MATERIAL SUPPLIED>
----------
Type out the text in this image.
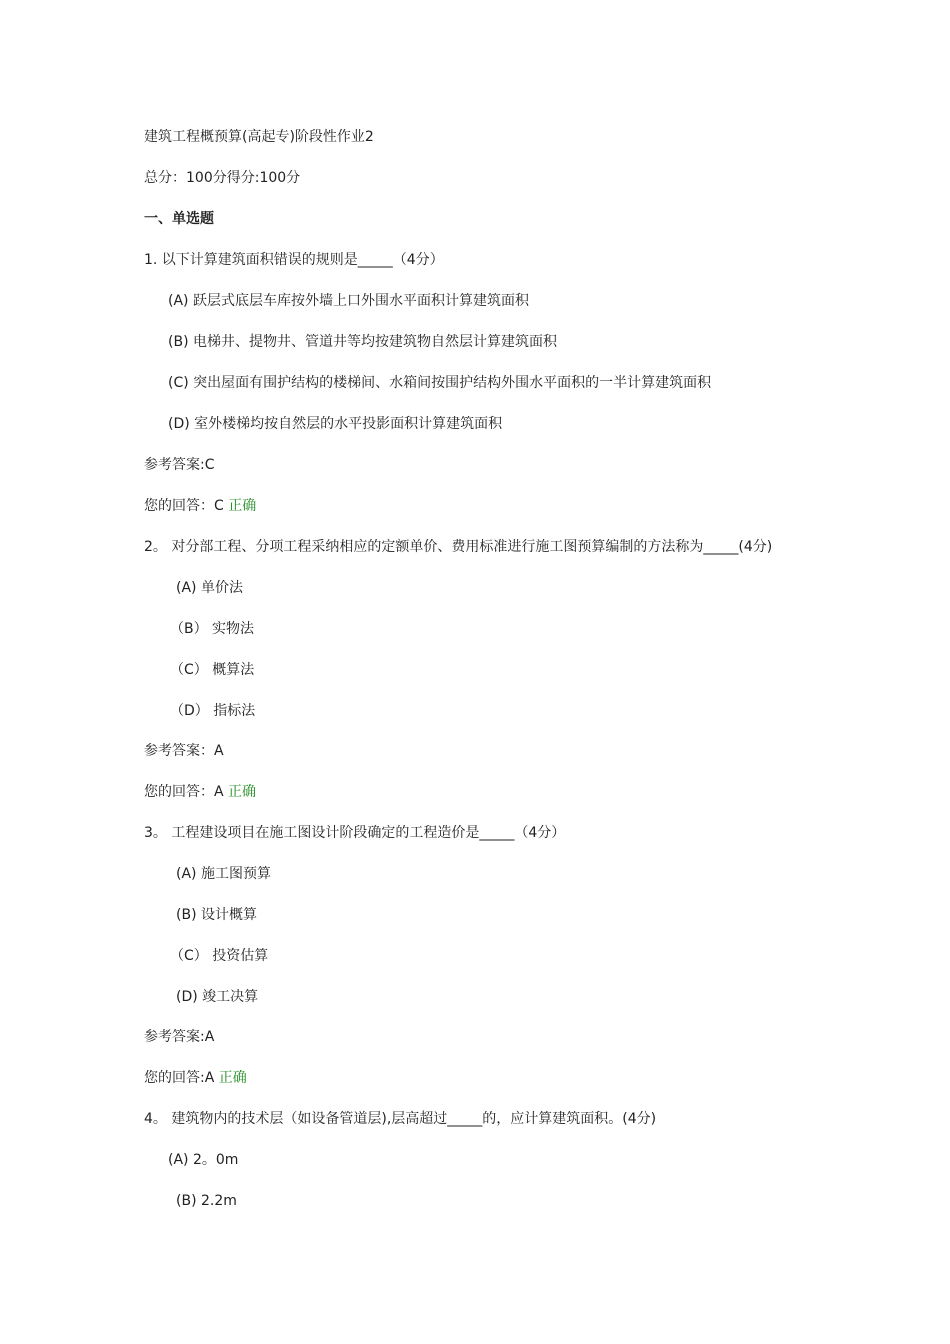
建筑工程概预算(高起专)阶段性作业2
总分：100分得分:100分
一、单选题
1. 以下计算建筑面积错误的规则是_____（4分）
(A) 跃层式底层车库按外墙上口外围水平面积计算建筑面积
(B) 电梯井、提物井、管道井等均按建筑物自然层计算建筑面积
(C) 突出屋面有围护结构的楼梯间、水箱间按围护结构外围水平面积的一半计算建筑面积
(D) 室外楼梯均按自然层的水平投影面积计算建筑面积
参考答案:C
您的回答：C 正确
2。 对分部工程、分项工程采纳相应的定额单价、费用标准进行施工图预算编制的方法称为_____(4分)
(A) 单价法
（B） 实物法
（C） 概算法
（D） 指标法
参考答案：A
您的回答：A 正确
3。 工程建设项目在施工图设计阶段确定的工程造价是_____（4分）
(A) 施工图预算
(B) 设计概算
（C） 投资估算
(D) 竣工决算
参考答案:A
您的回答:A 正确
4。 建筑物内的技术层（如设备管道层),层高超过_____的，应计算建筑面积。(4分)
(A) 2。0m
(B) 2.2m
----------
WRITTEN INSTRUCTION> Retype the listing exactly. Pictures do not belong in the copy.

FINAL RESULT>
Type out the text in this image.
建筑工程概预算(高起专)阶段性作业2
总分：100分得分:100分
一、单选题
1. 以下计算建筑面积错误的规则是_____（4分）
(A) 跃层式底层车库按外墙上口外围水平面积计算建筑面积
(B) 电梯井、提物井、管道井等均按建筑物自然层计算建筑面积
(C) 突出屋面有围护结构的楼梯间、水箱间按围护结构外围水平面积的一半计算建筑面积
(D) 室外楼梯均按自然层的水平投影面积计算建筑面积
参考答案:C
您的回答：C 正确
2。 对分部工程、分项工程采纳相应的定额单价、费用标准进行施工图预算编制的方法称为_____(4分)
(A) 单价法
（B） 实物法
（C） 概算法
（D） 指标法
参考答案：A
您的回答：A 正确
3。 工程建设项目在施工图设计阶段确定的工程造价是_____（4分）
(A) 施工图预算
(B) 设计概算
（C） 投资估算
(D) 竣工决算
参考答案:A
您的回答:A 正确
4。 建筑物内的技术层（如设备管道层),层高超过_____的，应计算建筑面积。(4分)
(A) 2。0m
(B) 2.2m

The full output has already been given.